> _TRY IT_:
I'd like every line in the following listing that holds "Oktober" copied.

^^^^

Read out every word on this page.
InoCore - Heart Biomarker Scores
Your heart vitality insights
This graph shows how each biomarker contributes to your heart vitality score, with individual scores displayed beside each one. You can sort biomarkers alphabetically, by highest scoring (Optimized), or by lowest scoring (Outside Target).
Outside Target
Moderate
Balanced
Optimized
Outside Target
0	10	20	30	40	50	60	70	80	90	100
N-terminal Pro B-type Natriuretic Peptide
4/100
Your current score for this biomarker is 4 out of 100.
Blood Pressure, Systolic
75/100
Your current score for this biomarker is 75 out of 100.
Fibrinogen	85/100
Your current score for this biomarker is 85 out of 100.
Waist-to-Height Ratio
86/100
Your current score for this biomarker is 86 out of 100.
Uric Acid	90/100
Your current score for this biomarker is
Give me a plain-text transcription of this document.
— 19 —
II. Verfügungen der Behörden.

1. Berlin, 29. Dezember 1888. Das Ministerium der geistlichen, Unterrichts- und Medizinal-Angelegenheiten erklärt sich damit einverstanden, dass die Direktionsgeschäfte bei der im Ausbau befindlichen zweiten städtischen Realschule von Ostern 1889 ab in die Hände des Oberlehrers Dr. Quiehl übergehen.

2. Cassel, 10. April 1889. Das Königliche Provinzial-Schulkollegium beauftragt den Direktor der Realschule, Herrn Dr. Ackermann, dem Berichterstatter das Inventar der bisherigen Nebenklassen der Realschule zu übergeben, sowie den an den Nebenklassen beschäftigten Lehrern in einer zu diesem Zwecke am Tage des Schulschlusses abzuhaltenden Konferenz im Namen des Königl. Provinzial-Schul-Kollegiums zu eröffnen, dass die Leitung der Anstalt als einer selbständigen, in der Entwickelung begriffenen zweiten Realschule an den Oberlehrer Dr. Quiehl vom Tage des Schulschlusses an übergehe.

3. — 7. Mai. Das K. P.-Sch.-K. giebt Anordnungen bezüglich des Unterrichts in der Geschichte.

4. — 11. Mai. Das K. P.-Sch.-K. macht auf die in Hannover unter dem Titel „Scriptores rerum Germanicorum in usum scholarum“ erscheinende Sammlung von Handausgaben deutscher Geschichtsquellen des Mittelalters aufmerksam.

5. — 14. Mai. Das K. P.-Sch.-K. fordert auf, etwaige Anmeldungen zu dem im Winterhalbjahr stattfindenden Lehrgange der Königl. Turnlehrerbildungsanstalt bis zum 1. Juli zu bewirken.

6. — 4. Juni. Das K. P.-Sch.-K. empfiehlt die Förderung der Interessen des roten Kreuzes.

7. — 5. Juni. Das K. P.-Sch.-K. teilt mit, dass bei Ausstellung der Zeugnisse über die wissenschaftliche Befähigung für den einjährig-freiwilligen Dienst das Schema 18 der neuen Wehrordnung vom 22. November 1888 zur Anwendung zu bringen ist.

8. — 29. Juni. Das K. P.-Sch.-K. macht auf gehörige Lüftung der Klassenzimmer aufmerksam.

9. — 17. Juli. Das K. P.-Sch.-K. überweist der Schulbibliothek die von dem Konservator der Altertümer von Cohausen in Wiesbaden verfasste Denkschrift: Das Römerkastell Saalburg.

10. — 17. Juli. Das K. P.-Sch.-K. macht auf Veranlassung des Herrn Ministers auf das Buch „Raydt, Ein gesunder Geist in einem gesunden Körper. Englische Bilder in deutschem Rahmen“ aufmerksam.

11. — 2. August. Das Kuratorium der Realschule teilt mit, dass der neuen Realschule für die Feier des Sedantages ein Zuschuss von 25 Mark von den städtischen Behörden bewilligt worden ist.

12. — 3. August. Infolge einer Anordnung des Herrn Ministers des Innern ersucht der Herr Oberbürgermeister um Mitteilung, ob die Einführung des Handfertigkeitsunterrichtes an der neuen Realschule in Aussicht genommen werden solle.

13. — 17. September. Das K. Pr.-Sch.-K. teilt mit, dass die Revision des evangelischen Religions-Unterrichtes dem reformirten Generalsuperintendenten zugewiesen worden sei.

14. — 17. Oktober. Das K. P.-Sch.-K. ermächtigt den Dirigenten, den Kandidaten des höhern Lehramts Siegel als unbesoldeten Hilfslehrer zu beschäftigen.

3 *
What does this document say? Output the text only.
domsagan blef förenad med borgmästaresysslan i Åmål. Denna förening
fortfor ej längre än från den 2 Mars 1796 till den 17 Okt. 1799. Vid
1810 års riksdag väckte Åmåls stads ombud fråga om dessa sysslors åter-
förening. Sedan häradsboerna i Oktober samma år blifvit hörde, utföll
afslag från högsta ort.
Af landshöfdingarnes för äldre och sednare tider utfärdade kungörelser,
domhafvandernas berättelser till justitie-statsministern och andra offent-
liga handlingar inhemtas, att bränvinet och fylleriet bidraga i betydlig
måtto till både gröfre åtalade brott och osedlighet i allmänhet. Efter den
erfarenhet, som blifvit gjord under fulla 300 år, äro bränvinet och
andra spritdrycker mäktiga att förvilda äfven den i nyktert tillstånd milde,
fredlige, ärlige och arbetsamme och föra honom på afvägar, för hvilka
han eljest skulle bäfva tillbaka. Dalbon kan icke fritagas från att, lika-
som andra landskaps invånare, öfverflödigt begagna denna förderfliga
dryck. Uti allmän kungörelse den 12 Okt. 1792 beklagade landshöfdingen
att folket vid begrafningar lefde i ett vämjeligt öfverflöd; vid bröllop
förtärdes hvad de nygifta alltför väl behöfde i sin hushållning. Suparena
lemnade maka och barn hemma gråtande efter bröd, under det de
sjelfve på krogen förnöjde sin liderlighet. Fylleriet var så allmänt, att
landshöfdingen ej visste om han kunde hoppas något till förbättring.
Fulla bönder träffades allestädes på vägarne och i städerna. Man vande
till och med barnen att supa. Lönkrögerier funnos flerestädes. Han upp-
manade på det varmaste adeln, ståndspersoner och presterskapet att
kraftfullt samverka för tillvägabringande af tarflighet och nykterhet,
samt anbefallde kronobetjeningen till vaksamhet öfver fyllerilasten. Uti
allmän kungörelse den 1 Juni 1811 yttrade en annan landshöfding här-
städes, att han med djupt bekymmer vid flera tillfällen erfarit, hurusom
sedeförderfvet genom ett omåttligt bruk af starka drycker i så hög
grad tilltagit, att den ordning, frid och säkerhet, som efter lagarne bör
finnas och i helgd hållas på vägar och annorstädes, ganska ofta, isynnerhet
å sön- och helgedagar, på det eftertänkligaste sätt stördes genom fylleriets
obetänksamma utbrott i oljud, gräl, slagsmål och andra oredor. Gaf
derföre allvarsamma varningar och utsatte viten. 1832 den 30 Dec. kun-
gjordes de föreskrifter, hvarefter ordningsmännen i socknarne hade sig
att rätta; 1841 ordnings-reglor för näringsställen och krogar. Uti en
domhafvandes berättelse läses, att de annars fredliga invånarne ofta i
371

^^^^

> _TASK RESPONSE_:
14. — 17. Oktober. Das K. P.-Sch.-K. ermächtigt den Dirigenten, den Kandidaten des höhern Lehramts Siegel als unbesoldeten Hilfslehrer zu beschäftigen.
förening. Sedan häradsboerna i Oktober samma år blifvit hörde, utföll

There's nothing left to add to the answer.